Find the lines holding the word "JSON" and collect them.

## BEGIN Data rows

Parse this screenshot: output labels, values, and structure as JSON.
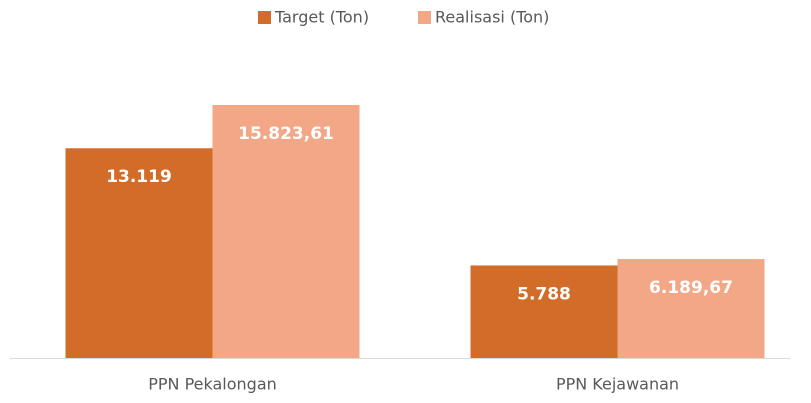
{
  "chart_data": {
    "type": "bar",
    "categories": [
      "PPN Pekalongan",
      "PPN Kejawanan"
    ],
    "series": [
      {
        "name": "Target (Ton)",
        "color": "#d36c28",
        "values": [
          13119,
          5788
        ],
        "value_labels": [
          "13.119",
          "5.788"
        ]
      },
      {
        "name": "Realisasi (Ton)",
        "color": "#f2a787",
        "values": [
          15823.61,
          6189.67
        ],
        "value_labels": [
          "15.823,61",
          "6.189,67"
        ]
      }
    ],
    "legend": "top"
  }
}
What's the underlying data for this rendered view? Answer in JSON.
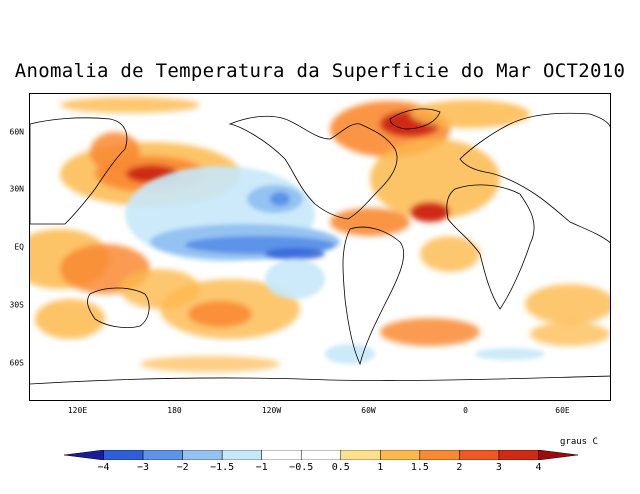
{
  "title": "Anomalia de Temperatura da Superficie do Mar OCT2010",
  "units": "graus C",
  "lat_labels": [
    "60N",
    "30N",
    "EQ",
    "30S",
    "60S"
  ],
  "lat_values": [
    60,
    30,
    0,
    -30,
    -60
  ],
  "lon_labels": [
    "120E",
    "180",
    "120W",
    "60W",
    "0",
    "60E"
  ],
  "lon_values": [
    120,
    180,
    240,
    300,
    360,
    420
  ],
  "colorbar": {
    "labels": [
      "−4",
      "−3",
      "−2",
      "−1.5",
      "−1",
      "−0.5",
      "0.5",
      "1",
      "1.5",
      "2",
      "3",
      "4"
    ],
    "colors": [
      "#1a1a9e",
      "#2e5fd6",
      "#5d93e8",
      "#94c2f2",
      "#c6e8f8",
      "#ffffff",
      "#ffe08c",
      "#fdb94e",
      "#f98a32",
      "#ef5a22",
      "#cf2a14",
      "#a00a0a"
    ]
  }
}
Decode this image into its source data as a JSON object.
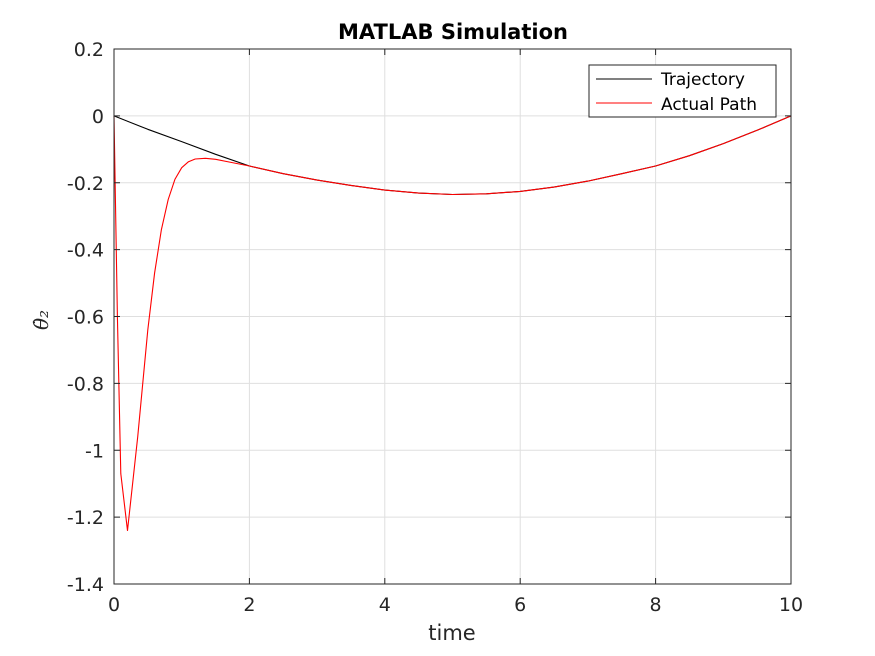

## END Data rows

Answer to the problem:
Parse this screenshot: output labels, values, and structure as JSON.
What's the underlying data for this rendered view? Answer in JSON.
Decode this image into its source data as a JSON object.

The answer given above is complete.